GOAL OF THE EXERCISE: Word for word, restate every line of the listing that follows.

Stored items
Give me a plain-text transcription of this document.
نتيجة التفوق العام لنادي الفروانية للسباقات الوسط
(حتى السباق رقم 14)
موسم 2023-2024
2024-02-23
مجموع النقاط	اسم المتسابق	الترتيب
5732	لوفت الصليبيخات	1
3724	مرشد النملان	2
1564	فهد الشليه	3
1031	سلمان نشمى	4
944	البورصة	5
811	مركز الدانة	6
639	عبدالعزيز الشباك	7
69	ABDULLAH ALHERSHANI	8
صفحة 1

SOLUTION:
Give me a plain-text transcription of this document.
نتيجة التفوق العام لنادي الفروانية للسباقات الوسط
(حتى السباق رقم 14)
موسم 2023-2024
2024-02-23
مجموع النقاط	اسم المتسابق	الترتيب
5732	لوفت الصليبيخات	1
3724	مرشد النملان	2
1564	فهد الشليه	3
1031	سلمان نشمى	4
944	البورصة	5
811	مركز الدانة	6
639	عبدالعزيز الشباك	7
69	ABDULLAH ALHERSHANI	8
صفحة 1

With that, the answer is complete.